EXERCISE OBJECTIVE - Seek out every line containing the word "structured", and copy each.

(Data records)
***

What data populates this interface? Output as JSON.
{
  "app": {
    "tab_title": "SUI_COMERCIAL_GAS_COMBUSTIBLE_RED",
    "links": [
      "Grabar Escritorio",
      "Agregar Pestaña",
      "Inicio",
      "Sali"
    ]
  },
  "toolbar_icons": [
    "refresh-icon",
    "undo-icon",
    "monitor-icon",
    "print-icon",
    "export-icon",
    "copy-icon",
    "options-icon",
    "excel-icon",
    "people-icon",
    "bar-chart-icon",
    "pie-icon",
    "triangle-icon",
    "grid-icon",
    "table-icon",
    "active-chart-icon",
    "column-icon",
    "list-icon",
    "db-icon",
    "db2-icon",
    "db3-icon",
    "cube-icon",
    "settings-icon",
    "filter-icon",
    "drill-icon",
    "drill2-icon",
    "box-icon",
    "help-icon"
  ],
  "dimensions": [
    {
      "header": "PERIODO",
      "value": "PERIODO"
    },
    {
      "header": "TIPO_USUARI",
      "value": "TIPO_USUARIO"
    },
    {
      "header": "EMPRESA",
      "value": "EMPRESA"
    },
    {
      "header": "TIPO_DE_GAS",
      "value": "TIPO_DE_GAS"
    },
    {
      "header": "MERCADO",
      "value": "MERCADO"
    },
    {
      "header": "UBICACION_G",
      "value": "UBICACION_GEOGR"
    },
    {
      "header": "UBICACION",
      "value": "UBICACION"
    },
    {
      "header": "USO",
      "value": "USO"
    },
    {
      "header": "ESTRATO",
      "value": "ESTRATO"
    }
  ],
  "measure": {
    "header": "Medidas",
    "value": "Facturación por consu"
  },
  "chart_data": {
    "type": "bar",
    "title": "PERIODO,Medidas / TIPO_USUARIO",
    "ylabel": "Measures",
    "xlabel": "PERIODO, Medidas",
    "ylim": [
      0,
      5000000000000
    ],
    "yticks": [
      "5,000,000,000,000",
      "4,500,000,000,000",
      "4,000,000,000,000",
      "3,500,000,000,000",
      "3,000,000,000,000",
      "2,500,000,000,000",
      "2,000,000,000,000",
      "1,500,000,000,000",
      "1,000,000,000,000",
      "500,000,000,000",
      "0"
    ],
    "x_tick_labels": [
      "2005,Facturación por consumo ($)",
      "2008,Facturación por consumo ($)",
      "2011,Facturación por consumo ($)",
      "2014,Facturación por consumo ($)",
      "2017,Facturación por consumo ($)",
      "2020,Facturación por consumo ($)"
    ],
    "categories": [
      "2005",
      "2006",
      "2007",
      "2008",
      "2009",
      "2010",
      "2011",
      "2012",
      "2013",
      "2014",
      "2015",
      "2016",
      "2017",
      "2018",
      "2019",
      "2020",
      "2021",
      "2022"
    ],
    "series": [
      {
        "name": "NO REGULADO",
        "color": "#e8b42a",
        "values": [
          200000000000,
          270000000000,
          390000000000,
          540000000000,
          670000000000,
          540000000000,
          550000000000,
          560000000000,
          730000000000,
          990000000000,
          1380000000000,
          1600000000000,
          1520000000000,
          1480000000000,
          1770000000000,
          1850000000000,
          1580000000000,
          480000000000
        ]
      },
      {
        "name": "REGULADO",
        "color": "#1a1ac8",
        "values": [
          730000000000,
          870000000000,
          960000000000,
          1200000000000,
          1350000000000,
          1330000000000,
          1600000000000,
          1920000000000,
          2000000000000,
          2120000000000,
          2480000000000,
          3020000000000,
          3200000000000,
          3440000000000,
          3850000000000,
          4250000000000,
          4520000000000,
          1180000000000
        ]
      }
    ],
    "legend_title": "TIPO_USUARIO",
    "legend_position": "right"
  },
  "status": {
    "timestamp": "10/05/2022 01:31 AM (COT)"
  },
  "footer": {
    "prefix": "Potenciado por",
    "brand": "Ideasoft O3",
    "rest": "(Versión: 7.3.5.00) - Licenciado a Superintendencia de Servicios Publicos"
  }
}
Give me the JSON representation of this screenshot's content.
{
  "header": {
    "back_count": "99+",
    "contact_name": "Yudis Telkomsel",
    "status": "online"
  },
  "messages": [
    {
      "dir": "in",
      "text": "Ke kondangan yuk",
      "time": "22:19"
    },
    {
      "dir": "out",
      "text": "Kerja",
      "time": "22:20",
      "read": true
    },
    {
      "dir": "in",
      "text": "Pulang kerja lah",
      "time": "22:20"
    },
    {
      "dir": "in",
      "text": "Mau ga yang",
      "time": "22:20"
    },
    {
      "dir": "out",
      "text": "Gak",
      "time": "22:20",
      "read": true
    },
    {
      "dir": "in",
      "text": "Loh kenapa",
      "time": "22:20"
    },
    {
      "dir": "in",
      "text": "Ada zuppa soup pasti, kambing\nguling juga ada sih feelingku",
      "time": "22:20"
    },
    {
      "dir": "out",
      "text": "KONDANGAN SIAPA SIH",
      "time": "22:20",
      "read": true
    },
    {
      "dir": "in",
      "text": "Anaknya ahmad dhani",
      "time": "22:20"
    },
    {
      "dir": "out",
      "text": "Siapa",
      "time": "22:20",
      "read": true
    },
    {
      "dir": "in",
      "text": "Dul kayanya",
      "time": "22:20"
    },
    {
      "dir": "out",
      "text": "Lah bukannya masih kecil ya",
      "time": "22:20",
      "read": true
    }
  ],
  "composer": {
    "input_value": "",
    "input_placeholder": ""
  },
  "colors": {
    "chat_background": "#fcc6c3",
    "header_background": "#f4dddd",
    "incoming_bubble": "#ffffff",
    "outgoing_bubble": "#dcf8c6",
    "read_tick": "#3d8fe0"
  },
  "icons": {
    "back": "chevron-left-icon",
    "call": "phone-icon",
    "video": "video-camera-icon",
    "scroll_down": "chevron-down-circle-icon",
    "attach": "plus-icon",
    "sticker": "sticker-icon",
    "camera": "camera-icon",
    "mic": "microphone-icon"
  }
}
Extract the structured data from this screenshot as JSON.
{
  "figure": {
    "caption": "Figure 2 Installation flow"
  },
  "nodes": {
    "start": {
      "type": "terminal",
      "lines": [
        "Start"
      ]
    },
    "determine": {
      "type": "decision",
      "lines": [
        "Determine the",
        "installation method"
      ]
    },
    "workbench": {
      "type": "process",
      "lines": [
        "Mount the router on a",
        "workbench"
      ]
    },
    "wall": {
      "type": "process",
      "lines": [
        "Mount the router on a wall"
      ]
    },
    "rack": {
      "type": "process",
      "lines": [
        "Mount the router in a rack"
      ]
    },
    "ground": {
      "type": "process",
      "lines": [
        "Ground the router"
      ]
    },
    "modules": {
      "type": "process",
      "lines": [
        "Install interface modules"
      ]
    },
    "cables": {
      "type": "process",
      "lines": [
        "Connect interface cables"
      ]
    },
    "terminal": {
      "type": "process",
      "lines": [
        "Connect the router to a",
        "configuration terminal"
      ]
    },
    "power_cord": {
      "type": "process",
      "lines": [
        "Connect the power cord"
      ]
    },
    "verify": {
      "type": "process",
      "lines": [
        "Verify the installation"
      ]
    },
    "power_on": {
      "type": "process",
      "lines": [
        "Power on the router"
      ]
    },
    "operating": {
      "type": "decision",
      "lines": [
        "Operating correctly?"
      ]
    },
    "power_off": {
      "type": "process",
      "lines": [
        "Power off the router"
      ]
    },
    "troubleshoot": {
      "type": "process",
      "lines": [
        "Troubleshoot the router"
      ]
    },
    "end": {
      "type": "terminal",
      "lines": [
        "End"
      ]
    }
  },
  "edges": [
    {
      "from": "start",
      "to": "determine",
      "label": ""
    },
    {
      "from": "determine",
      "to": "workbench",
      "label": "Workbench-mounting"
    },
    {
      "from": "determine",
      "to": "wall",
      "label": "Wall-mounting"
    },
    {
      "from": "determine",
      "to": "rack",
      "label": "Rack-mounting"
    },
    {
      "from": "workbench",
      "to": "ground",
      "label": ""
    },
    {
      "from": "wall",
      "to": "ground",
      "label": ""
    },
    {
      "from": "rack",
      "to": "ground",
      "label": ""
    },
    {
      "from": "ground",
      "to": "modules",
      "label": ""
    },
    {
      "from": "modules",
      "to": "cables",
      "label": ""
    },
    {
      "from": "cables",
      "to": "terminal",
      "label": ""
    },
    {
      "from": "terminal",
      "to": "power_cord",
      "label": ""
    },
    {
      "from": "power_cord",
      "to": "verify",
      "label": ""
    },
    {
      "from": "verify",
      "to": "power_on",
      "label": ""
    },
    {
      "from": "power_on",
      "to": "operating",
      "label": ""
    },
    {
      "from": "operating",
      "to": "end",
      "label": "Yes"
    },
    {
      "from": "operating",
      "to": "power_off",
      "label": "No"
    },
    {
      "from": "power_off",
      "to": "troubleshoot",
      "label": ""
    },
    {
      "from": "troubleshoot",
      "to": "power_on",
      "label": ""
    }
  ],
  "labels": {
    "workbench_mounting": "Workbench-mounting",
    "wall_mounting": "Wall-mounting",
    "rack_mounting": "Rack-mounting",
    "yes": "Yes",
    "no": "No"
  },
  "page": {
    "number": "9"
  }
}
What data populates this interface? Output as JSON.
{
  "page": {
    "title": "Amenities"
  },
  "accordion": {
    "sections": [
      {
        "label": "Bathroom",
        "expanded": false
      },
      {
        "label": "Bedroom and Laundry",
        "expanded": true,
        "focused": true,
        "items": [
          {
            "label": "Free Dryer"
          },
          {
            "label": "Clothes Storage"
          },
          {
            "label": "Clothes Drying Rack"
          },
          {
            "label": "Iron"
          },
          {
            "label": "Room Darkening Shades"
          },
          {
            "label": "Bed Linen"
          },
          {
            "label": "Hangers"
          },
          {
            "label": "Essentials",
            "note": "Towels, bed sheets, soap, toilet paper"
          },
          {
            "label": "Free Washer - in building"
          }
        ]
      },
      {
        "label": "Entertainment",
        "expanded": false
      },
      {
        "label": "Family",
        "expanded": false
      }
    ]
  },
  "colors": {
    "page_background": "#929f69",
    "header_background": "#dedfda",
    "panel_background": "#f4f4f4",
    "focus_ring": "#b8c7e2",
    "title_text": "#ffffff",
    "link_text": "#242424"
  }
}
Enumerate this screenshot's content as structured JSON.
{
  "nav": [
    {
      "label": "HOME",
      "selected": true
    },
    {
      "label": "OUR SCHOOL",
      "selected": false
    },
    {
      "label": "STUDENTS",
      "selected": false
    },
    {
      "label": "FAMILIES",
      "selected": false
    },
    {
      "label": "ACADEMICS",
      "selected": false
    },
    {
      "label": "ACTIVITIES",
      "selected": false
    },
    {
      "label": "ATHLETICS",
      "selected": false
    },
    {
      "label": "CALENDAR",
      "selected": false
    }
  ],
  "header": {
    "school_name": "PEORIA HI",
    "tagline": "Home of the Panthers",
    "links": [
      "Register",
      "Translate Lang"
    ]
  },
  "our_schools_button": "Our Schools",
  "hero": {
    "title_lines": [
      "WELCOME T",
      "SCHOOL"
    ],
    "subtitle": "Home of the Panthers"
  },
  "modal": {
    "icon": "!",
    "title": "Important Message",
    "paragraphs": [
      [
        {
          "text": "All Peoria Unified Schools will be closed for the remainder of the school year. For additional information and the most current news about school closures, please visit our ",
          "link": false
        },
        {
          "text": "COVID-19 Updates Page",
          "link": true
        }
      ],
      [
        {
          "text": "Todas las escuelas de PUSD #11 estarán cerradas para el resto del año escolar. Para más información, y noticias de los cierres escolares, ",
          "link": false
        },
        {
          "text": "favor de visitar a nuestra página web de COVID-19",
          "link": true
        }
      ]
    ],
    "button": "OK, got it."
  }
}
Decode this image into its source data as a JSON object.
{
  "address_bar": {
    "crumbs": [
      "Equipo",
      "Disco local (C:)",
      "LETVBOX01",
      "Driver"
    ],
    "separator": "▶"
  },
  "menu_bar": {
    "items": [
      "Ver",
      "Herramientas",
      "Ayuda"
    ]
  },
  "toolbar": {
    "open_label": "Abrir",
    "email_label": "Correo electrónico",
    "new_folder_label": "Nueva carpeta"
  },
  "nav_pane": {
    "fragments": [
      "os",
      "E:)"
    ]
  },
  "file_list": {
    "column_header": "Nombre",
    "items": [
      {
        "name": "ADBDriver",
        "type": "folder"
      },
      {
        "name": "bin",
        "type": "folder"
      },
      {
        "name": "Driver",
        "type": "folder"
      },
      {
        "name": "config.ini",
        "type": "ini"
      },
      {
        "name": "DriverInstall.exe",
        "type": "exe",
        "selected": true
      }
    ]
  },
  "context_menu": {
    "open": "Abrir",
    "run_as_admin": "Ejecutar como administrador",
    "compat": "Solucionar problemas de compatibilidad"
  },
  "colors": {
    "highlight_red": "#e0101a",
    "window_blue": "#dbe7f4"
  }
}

***

SOLUTION -
Extract the structured data from this screenshot as JSON.
Enumerate this screenshot's content as structured JSON.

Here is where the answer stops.